↓

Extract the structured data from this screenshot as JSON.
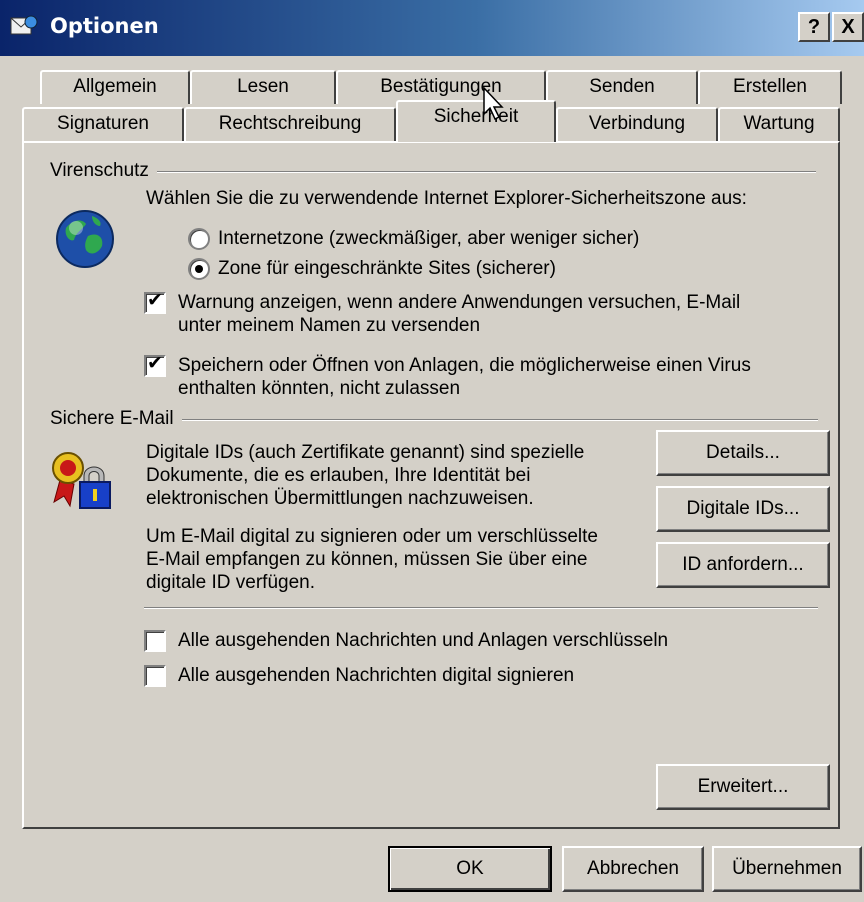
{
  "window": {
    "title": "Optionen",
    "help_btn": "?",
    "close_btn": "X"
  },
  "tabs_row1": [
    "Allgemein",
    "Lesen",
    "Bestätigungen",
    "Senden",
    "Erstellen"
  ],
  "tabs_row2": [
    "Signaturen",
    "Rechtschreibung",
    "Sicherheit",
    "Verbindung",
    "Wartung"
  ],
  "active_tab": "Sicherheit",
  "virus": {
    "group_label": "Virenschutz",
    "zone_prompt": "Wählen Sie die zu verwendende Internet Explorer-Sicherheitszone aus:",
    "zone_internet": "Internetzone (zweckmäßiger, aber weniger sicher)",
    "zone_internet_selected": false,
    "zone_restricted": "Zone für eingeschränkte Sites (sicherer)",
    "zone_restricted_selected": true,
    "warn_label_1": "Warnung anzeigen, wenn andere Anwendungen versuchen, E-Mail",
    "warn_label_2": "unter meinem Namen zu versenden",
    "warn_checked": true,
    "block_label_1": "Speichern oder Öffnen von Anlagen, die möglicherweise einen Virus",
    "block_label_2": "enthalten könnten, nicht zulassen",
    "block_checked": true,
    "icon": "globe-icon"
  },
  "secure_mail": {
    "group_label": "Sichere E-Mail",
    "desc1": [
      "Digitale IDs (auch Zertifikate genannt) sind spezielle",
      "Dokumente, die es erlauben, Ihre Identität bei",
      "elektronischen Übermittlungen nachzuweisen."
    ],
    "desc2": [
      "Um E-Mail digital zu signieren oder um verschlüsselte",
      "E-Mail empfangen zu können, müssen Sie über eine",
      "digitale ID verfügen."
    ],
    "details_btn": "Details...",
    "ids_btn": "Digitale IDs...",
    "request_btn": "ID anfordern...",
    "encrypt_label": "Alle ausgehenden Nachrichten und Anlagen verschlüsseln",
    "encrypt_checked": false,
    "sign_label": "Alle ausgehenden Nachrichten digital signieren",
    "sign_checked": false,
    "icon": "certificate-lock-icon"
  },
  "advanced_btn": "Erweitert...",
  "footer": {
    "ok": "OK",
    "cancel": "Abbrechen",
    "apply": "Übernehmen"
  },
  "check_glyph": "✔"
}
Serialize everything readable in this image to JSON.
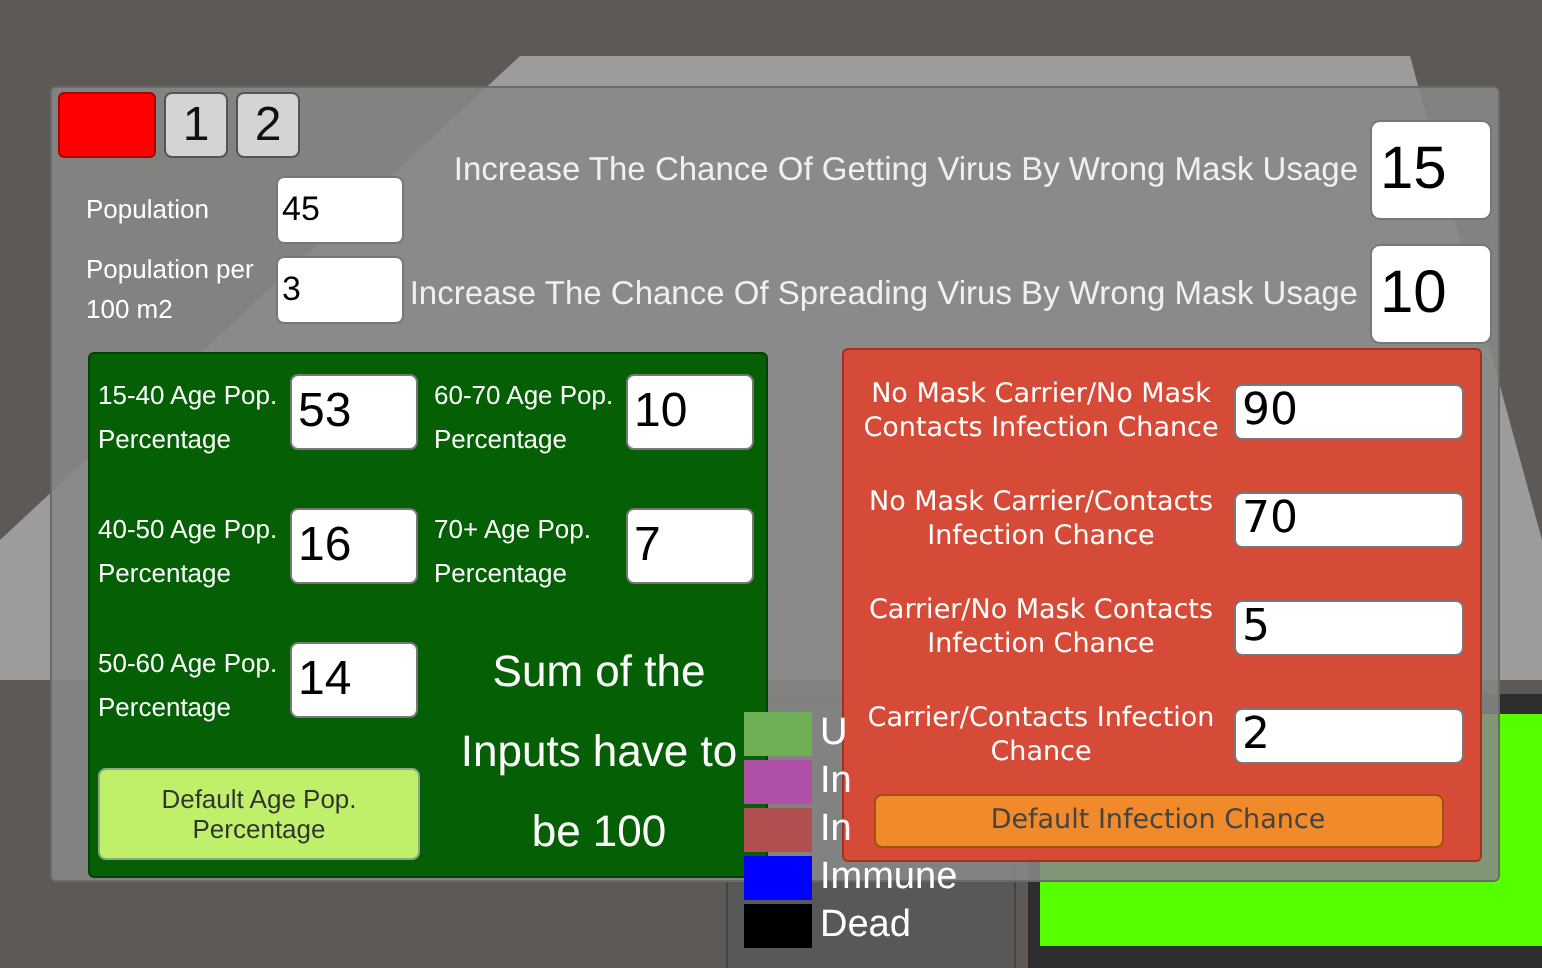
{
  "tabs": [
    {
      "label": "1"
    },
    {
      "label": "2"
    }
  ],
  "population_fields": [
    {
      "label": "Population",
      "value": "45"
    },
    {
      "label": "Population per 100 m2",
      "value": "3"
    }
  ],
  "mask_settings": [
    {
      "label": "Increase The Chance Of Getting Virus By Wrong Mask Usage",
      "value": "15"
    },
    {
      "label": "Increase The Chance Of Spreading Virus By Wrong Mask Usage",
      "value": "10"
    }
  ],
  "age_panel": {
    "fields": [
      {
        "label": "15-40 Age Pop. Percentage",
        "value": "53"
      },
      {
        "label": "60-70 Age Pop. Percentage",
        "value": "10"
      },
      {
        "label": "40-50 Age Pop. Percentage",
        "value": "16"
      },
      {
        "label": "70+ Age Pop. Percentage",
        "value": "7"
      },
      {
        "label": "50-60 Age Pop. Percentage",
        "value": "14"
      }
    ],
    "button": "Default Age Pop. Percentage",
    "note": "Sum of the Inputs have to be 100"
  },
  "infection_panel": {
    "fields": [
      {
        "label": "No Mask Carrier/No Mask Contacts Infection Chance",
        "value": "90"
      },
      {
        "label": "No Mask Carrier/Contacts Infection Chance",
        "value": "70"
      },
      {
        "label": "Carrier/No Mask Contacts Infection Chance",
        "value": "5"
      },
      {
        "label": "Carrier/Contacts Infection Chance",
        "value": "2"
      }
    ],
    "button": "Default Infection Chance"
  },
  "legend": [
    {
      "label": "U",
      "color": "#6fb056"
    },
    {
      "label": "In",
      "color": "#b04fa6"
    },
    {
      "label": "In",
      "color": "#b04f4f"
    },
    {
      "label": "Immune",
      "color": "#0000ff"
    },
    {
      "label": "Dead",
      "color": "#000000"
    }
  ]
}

↑
↓

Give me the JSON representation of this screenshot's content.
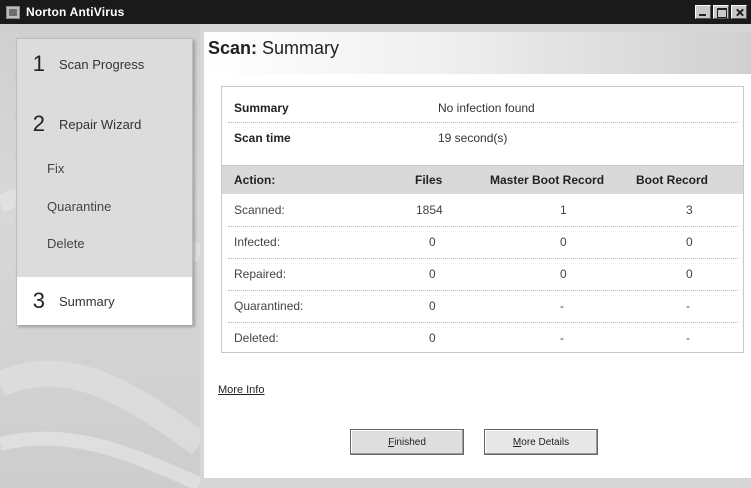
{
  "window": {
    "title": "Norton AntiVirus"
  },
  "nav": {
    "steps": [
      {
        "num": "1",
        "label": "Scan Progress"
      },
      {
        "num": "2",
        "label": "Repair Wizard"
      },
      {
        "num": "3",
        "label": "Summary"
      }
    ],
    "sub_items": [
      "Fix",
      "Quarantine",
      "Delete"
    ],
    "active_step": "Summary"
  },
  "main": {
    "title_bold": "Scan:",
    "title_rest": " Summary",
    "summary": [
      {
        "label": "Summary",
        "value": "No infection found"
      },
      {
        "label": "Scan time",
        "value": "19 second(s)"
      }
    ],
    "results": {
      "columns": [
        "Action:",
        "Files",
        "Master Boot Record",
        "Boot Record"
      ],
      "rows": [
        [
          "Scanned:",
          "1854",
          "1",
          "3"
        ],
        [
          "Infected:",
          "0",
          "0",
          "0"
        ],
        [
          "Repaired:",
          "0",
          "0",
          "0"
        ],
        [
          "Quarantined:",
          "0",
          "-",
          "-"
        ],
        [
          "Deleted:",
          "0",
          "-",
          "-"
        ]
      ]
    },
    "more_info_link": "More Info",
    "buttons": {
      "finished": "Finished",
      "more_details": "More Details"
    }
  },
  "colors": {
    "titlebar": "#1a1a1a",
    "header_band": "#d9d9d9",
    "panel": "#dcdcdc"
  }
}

↑

Your assignment: Lines of the listing above that hold the string "Usage" should each be copied.

Answer to this problem:
      "label": "Increase The Chance Of Getting Virus By Wrong Mask Usage",
      "label": "Increase The Chance Of Spreading Virus By Wrong Mask Usage",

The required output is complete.